**Written request:** Your answer should be a single number: the count of lines holding the word "marker".

[Collected data]
- - -

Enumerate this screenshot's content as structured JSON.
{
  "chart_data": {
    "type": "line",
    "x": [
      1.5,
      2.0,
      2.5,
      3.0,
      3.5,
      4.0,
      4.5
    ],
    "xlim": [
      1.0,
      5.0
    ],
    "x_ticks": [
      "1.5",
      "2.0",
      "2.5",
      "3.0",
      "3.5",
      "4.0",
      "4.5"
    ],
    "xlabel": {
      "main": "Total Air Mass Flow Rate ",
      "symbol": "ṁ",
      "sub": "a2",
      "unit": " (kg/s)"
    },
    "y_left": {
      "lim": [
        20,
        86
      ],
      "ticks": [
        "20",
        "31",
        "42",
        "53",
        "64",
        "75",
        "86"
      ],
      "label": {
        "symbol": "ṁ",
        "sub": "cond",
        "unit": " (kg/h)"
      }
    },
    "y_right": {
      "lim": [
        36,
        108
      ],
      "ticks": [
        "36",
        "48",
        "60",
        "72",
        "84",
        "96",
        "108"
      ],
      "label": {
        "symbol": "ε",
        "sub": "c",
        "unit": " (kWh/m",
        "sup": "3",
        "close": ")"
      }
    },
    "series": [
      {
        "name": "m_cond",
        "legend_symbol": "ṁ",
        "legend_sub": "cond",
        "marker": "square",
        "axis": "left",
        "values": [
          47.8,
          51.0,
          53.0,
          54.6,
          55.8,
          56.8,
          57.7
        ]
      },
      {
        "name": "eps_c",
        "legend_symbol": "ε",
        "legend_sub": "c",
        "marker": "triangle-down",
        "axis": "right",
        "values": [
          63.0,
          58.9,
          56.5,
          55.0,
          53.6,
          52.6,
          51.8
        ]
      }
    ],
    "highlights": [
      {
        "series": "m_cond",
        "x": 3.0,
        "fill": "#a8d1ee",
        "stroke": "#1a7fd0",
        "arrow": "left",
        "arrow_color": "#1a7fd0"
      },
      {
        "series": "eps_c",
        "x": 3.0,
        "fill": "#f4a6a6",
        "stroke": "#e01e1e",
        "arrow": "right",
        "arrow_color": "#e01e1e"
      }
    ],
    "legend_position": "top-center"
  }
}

- - -

**Solution:** 2